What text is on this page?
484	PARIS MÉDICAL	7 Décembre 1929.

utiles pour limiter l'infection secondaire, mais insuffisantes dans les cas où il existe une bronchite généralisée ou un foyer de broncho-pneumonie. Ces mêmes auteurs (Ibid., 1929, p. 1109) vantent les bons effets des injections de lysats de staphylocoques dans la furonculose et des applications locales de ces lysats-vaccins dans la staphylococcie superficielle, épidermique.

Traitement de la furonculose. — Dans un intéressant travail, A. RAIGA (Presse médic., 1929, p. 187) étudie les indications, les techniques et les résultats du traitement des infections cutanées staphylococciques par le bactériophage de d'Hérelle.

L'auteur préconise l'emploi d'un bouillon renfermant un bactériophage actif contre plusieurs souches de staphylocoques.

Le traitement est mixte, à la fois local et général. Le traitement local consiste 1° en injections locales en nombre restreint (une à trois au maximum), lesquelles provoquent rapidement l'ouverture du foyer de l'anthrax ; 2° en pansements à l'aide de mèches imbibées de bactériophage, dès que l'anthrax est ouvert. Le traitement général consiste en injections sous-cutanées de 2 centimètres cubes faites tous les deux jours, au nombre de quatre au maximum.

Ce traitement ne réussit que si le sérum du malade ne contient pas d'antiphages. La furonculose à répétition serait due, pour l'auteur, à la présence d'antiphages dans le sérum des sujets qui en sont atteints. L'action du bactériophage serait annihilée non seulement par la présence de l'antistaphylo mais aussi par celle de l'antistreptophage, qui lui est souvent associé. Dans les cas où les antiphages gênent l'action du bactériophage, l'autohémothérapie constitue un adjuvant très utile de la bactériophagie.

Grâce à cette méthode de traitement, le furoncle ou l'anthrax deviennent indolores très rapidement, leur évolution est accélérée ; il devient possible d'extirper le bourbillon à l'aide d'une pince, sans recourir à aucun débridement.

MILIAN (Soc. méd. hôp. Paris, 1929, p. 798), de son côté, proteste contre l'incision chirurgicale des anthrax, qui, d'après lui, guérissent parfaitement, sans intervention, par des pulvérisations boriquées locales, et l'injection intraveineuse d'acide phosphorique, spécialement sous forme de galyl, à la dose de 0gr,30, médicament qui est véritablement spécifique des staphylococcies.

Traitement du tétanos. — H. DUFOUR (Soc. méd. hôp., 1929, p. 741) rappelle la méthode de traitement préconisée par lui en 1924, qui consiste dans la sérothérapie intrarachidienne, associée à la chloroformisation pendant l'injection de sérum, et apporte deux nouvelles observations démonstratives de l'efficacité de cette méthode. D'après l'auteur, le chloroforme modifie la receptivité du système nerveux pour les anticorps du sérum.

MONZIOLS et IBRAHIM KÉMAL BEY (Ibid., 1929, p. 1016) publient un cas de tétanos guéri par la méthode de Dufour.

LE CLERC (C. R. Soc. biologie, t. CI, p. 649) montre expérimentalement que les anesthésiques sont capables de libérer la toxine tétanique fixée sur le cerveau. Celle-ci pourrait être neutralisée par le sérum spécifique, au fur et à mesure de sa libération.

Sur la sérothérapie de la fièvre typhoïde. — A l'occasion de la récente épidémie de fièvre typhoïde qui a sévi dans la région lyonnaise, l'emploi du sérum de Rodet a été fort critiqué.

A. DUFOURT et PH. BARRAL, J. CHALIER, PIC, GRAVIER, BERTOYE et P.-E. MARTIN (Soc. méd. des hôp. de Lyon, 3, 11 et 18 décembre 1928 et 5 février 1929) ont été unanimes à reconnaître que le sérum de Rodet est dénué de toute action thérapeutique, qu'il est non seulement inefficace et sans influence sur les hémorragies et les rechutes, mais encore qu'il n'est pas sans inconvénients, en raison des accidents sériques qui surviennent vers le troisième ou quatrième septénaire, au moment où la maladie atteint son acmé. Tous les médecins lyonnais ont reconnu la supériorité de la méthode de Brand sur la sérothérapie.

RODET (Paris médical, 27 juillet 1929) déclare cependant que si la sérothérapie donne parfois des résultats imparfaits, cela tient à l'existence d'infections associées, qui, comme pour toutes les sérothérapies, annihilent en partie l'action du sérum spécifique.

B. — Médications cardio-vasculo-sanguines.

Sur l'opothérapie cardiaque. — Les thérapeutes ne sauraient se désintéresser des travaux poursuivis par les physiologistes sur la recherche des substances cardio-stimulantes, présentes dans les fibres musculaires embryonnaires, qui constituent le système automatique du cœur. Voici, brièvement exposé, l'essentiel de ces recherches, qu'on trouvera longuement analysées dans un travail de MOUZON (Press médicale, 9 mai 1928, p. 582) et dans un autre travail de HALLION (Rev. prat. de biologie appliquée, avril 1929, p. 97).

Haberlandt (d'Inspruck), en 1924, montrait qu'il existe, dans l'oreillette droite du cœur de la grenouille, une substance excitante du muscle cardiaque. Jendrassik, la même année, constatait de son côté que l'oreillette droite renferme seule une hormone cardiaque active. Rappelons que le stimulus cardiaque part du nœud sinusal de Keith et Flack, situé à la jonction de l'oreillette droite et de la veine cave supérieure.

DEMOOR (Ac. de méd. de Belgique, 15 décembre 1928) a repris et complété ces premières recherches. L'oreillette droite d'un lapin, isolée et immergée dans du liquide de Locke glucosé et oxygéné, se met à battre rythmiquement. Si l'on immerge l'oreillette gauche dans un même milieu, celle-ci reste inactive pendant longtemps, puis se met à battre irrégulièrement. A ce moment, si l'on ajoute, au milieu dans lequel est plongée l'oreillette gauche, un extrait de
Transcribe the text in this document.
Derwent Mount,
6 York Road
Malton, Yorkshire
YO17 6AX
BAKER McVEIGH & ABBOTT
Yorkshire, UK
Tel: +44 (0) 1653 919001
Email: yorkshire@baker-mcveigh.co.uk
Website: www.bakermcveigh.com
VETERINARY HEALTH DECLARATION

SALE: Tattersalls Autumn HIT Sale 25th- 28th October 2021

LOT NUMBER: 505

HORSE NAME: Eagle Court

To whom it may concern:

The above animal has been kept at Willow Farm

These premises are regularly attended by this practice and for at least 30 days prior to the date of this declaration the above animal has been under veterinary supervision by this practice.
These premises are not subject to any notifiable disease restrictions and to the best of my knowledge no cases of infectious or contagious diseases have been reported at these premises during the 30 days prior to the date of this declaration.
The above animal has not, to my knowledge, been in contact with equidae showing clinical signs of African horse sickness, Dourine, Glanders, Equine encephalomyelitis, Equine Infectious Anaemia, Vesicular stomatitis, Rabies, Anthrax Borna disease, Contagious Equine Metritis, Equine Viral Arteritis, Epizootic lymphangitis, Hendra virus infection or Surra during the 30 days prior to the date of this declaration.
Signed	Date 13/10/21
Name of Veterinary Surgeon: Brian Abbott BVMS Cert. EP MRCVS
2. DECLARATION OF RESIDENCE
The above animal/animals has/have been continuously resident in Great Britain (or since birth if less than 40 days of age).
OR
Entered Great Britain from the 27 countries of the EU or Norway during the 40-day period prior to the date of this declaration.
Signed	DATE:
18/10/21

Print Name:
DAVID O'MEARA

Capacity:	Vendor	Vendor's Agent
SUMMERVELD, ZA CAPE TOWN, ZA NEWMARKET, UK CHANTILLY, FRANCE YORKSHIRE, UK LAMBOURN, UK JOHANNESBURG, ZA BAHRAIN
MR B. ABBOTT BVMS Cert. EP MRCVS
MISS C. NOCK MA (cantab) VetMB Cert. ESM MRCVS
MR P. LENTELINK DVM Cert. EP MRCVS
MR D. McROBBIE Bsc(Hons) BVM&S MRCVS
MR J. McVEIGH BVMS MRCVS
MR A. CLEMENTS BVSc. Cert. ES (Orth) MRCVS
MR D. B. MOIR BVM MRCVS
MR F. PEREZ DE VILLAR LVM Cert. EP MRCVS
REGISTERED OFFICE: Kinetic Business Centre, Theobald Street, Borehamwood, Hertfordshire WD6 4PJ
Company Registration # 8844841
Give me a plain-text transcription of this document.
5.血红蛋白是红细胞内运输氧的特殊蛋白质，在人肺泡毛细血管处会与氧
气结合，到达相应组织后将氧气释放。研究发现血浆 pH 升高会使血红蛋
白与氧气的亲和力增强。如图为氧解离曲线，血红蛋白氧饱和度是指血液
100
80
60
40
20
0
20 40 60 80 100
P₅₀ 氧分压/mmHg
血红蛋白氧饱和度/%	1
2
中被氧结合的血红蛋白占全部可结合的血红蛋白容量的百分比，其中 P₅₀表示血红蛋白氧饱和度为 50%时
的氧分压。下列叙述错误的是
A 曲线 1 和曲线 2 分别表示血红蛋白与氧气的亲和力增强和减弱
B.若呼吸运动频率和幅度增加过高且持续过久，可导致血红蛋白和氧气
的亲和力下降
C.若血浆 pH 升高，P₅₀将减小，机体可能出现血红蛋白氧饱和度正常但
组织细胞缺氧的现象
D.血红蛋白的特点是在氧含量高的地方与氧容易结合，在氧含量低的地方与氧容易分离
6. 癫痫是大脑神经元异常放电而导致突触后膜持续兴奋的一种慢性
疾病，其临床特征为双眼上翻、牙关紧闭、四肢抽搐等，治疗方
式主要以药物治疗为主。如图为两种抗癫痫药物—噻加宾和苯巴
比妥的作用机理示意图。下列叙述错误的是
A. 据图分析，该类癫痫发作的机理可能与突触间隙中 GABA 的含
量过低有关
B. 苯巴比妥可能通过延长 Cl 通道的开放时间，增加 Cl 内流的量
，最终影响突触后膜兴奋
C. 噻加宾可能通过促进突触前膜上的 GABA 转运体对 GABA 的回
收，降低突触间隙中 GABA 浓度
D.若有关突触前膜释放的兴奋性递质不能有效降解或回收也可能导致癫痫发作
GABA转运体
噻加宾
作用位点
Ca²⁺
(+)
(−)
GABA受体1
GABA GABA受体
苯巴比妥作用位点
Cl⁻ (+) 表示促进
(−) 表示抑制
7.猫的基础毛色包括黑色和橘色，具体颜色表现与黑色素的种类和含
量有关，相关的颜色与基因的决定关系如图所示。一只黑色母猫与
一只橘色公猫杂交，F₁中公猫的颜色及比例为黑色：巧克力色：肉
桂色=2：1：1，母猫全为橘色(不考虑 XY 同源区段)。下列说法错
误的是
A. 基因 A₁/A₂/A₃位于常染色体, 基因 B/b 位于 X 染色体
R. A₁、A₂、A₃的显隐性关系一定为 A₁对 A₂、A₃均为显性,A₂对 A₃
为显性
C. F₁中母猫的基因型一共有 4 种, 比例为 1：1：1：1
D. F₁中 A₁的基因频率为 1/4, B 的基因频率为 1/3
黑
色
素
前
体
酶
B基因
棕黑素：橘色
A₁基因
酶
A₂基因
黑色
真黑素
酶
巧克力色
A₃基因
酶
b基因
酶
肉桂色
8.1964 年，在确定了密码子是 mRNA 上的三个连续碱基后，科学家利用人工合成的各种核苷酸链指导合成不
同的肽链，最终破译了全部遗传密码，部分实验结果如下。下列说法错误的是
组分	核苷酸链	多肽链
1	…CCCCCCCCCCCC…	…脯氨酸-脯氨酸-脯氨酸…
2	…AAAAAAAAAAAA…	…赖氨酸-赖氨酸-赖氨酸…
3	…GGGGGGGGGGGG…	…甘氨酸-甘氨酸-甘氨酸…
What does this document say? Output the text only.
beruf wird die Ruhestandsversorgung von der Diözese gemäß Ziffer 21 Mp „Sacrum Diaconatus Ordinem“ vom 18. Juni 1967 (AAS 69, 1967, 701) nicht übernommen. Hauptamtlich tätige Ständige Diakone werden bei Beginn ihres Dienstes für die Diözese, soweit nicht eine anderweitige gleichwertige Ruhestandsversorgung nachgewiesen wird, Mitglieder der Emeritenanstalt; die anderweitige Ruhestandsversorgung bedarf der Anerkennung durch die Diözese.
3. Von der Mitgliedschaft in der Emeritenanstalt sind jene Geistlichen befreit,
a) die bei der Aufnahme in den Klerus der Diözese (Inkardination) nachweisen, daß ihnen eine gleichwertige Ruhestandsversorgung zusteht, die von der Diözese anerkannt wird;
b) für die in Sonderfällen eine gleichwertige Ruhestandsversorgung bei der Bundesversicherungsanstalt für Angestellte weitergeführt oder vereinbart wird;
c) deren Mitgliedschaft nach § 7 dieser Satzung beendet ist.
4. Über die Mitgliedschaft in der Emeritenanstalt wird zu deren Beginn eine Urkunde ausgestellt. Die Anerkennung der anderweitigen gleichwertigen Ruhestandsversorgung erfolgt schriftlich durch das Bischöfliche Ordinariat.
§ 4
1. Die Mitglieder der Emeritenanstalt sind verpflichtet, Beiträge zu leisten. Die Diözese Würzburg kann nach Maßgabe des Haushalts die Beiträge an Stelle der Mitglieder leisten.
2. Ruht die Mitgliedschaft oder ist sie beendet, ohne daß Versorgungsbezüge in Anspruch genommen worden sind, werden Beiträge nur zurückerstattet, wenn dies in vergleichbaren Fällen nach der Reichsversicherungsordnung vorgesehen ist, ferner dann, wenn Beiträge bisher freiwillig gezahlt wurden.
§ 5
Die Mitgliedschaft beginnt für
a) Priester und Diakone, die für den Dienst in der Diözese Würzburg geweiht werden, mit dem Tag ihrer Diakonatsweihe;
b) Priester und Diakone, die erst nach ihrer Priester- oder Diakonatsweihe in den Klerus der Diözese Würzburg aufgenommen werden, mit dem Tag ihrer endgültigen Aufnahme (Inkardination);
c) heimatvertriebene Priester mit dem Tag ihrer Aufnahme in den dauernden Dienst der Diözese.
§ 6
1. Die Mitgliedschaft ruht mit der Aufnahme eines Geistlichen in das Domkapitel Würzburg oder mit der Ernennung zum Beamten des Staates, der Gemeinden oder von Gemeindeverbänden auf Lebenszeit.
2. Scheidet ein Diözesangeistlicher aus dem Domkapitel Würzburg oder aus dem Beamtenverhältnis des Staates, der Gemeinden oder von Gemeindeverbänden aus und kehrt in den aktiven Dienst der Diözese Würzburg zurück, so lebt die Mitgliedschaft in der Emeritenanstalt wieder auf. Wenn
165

● ● ● ● ●

● PROBLEM REQUIREMENTS
Copy each line above that contains the word "MRCVS".

● ANSWER TO THE PROBLEM
Name of Veterinary Surgeon: Brian Abbott BVMS Cert. EP MRCVS
MR B. ABBOTT BVMS Cert. EP MRCVS
MISS C. NOCK MA (cantab) VetMB Cert. ESM MRCVS
MR P. LENTELINK DVM Cert. EP MRCVS
MR D. McROBBIE Bsc(Hons) BVM&S MRCVS
MR J. McVEIGH BVMS MRCVS
MR A. CLEMENTS BVSc. Cert. ES (Orth) MRCVS
MR D. B. MOIR BVM MRCVS
MR F. PEREZ DE VILLAR LVM Cert. EP MRCVS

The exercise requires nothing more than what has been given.